Pick out all lines in the listing holding the string "Varying" and copy them.
########################################
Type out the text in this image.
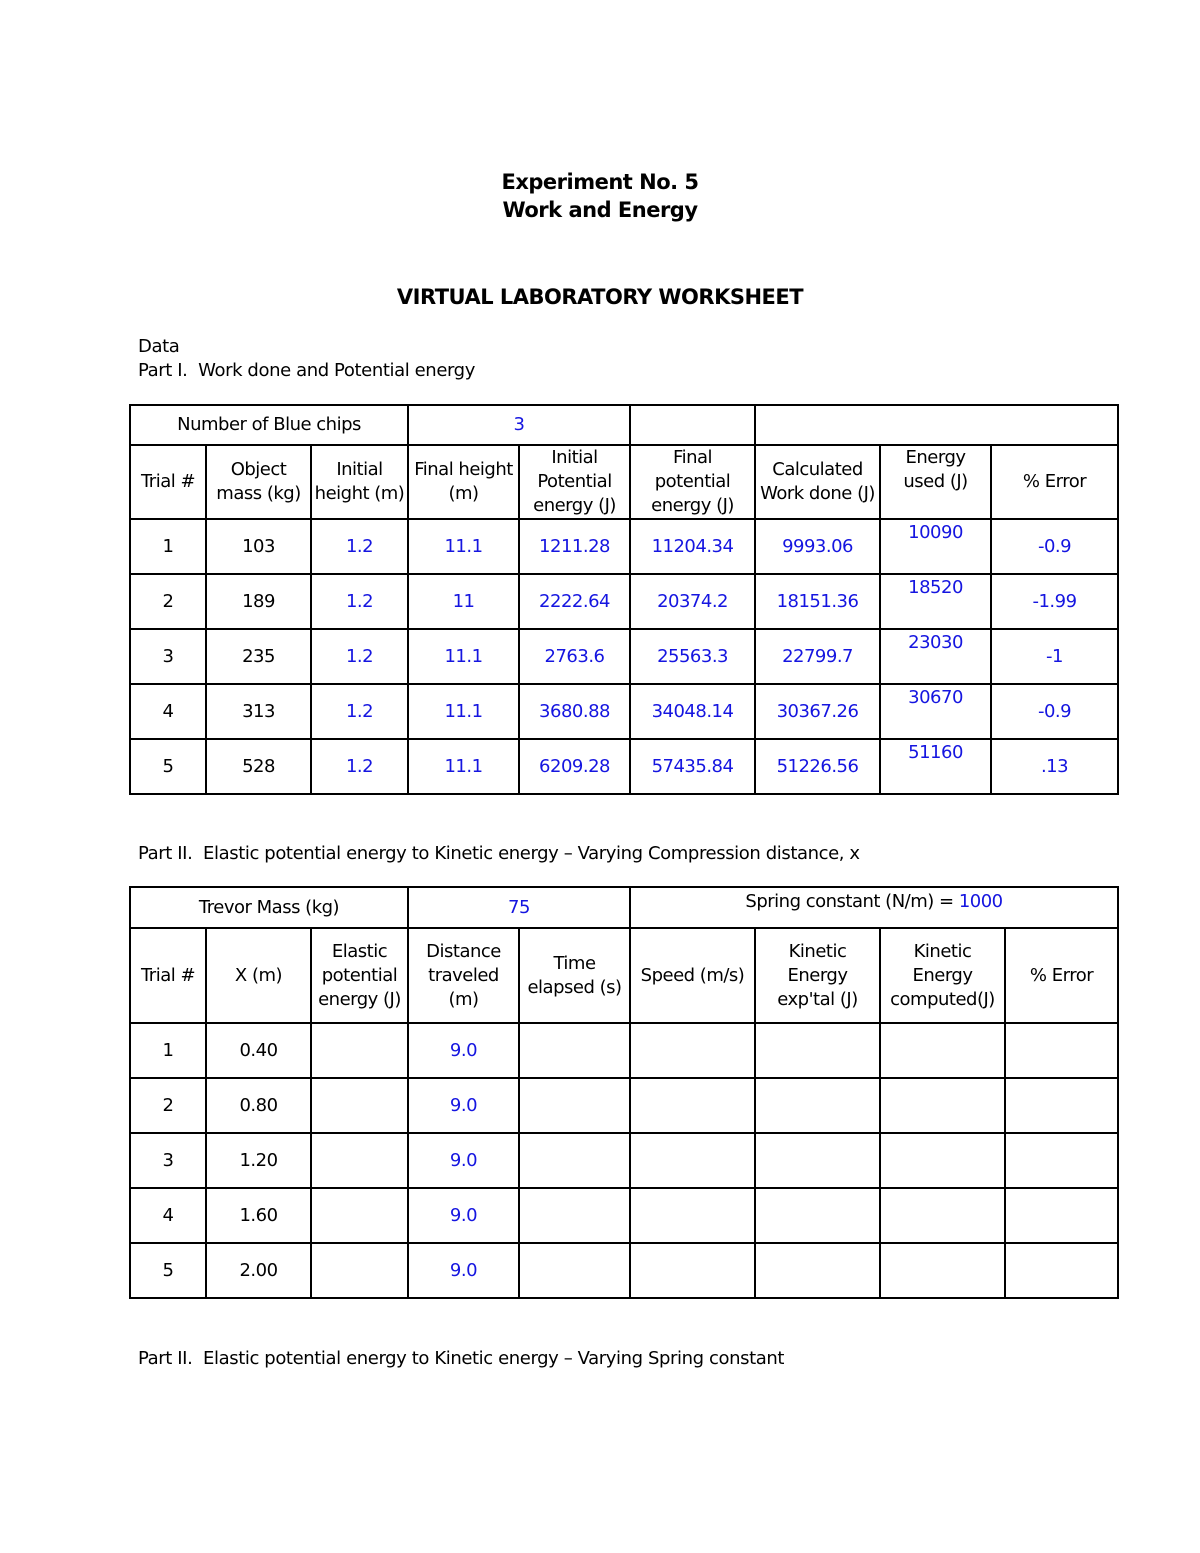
Experiment No. 5
Work and Energy
VIRTUAL LABORATORY WORKSHEET
Data
Part I.  Work done and Potential energy
Number of Blue chips			3					
Trial #	Object mass (kg)	Initial height (m)	Final height (m)	Initial Potential energy (J)	Final potential energy (J)	Calculated Work done (J)	Energy used (J)	% Error
1	103	1.2	11.1	1211.28	11204.34	9993.06	10090	-0.9
2	189	1.2	11	2222.64	20374.2	18151.36	18520	-1.99
3	235	1.2	11.1	2763.6	25563.3	22799.7	23030	-1
4	313	1.2	11.1	3680.88	34048.14	30367.26	30670	-0.9
5	528	1.2	11.1	6209.28	57435.84	51226.56	51160	.13
Part II.  Elastic potential energy to Kinetic energy – Varying Compression distance, x
Trevor Mass (kg)			75		Spring constant (N/m) = 1000			
Trial #	X (m)	Elastic potential energy (J)	Distance traveled (m)	Time elapsed (s)	Speed (m/s)	Kinetic Energy exp'tal (J)	Kinetic Energy computed(J)	% Error
1	0.40		9.0					
2	0.80		9.0					
3	1.20		9.0					
4	1.60		9.0					
5	2.00		9.0					
Part II.  Elastic potential energy to Kinetic energy – Varying Spring constant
########################################
*Answer in full*:
Part II.  Elastic potential energy to Kinetic energy – Varying Compression distance, x
Part II.  Elastic potential energy to Kinetic energy – Varying Spring constant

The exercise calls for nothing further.